Render the stretch of the listing from the line containing "data-point: [65, 472, 71, 478]" through the line containing "data-point: [347, 362, 353, 369]" as a JSON list of strings, one string per line. Include both end lines and leave out any blank lines.

Given entries:
▼▼▼
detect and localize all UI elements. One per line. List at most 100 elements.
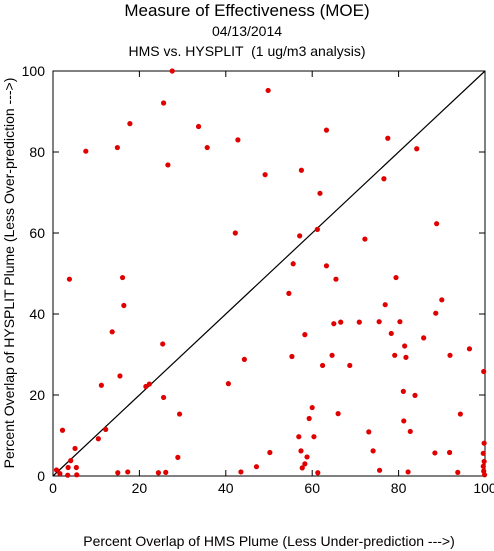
data-point: [65, 472, 71, 478]
data-point: [433, 310, 439, 316]
x-tick-label: 60: [304, 480, 320, 496]
x-tick-label: 20: [132, 480, 148, 496]
data-point: [480, 463, 486, 469]
data-point: [447, 352, 453, 358]
data-point: [402, 343, 408, 349]
x-tick-label: 80: [391, 480, 407, 496]
data-point: [155, 470, 162, 476]
data-point: [65, 464, 71, 471]
chart-title: Measure of Effectiveness (MOE): [124, 1, 370, 20]
data-point: [160, 394, 167, 401]
data-point: [290, 261, 296, 267]
data-point: [331, 321, 337, 327]
y-tick-label: 40: [29, 306, 45, 322]
data-point: [381, 176, 387, 182]
data-point: [296, 434, 302, 440]
data-point: [175, 454, 181, 460]
data-point: [146, 381, 152, 387]
data-point: [163, 469, 169, 475]
data-point: [347, 362, 353, 369]
data-point: [370, 448, 376, 454]
data-point: [434, 221, 440, 227]
data-point: [114, 144, 120, 151]
data-point: [73, 464, 79, 471]
data-point: [333, 276, 339, 282]
x-tick-label: 0: [49, 480, 57, 496]
data-point: [315, 470, 321, 476]
plot-area-frame: [52, 70, 486, 477]
x-tick-label: 40: [218, 480, 234, 496]
data-point: [455, 469, 461, 475]
chart-date: 04/13/2014: [211, 23, 283, 39]
data-point: [439, 297, 445, 303]
data-point: [306, 415, 312, 422]
data-point: [403, 354, 409, 360]
data-point: [309, 404, 315, 411]
data-point: [412, 392, 418, 398]
y-axis-label: Percent Overlap of HYSPLIT Plume (Less O…: [1, 78, 17, 469]
one-to-one-diagonal: [52, 70, 486, 477]
y-tick-label: 0: [37, 468, 45, 484]
data-point: [267, 449, 273, 456]
data-point: [302, 461, 308, 467]
data-point: [68, 458, 74, 464]
data-point: [481, 472, 488, 478]
data-point: [176, 411, 183, 417]
data-point: [401, 418, 407, 424]
data-point: [125, 469, 131, 475]
data-point: [317, 190, 323, 196]
data-point: [74, 472, 80, 478]
data-point: [319, 362, 326, 369]
data-point: [72, 445, 78, 452]
data-point: [121, 302, 127, 309]
data-point: [400, 388, 406, 394]
data-point: [253, 464, 260, 470]
data-point: [405, 469, 411, 475]
data-point: [165, 162, 171, 168]
data-point: [457, 411, 463, 417]
data-point: [314, 226, 320, 232]
data-point: [83, 148, 89, 154]
data-point: [297, 233, 303, 239]
data-point: [298, 167, 304, 173]
data-point: [115, 470, 121, 476]
chart-subtitle: HMS vs. HYSPLIT (1 ug/m3 analysis): [128, 43, 366, 59]
data-point: [335, 411, 341, 417]
data-point: [338, 319, 344, 325]
data-points: [53, 68, 488, 478]
data-point: [414, 146, 420, 152]
data-point: [225, 381, 231, 387]
x-tick-label: 100: [473, 480, 494, 496]
data-point: [481, 458, 487, 465]
data-point: [109, 329, 115, 335]
axis-ticks: 0 20 40 60 80 100 0 20 40 60 80 100: [22, 63, 494, 496]
data-point: [169, 68, 175, 74]
data-point: [299, 465, 305, 471]
data-point: [329, 352, 335, 358]
data-point: [289, 353, 295, 360]
data-point: [392, 352, 398, 358]
data-point: [57, 470, 63, 477]
data-point: [127, 121, 133, 127]
data-point: [366, 429, 372, 435]
data-point: [362, 236, 368, 242]
data-point: [432, 450, 438, 456]
data-point: [480, 450, 486, 456]
data-point: [195, 123, 202, 130]
data-point: [204, 144, 210, 151]
data-point: [298, 448, 304, 454]
data-point: [376, 467, 383, 473]
data-point: [98, 382, 104, 388]
data-point: [385, 135, 391, 141]
data-point: [238, 469, 244, 475]
y-tick-label: 100: [22, 63, 46, 79]
data-point: [232, 230, 238, 236]
data-point: [304, 454, 310, 460]
data-point: [160, 341, 166, 347]
data-point: [481, 368, 487, 375]
data-point: [388, 330, 394, 337]
y-tick-label: 20: [29, 387, 45, 403]
data-point: [397, 319, 403, 325]
data-point: [466, 346, 473, 352]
▲▲▲
Solved exercise:
[
  "data-point: [65, 472, 71, 478]",
  "data-point: [433, 310, 439, 316]",
  "x-tick-label: 60: [304, 480, 320, 496]",
  "x-tick-label: 20: [132, 480, 148, 496]",
  "data-point: [480, 463, 486, 469]",
  "data-point: [447, 352, 453, 358]",
  "data-point: [402, 343, 408, 349]",
  "x-tick-label: 80: [391, 480, 407, 496]",
  "data-point: [155, 470, 162, 476]",
  "data-point: [65, 464, 71, 471]",
  "chart-title: Measure of Effectiveness (MOE): [124, 1, 370, 20]",
  "data-point: [160, 394, 167, 401]",
  "data-point: [290, 261, 296, 267]",
  "data-point: [331, 321, 337, 327]",
  "y-tick-label: 40: [29, 306, 45, 322]",
  "data-point: [381, 176, 387, 182]",
  "data-point: [296, 434, 302, 440]",
  "data-point: [175, 454, 181, 460]",
  "data-point: [146, 381, 152, 387]",
  "data-point: [163, 469, 169, 475]",
  "data-point: [347, 362, 353, 369]"
]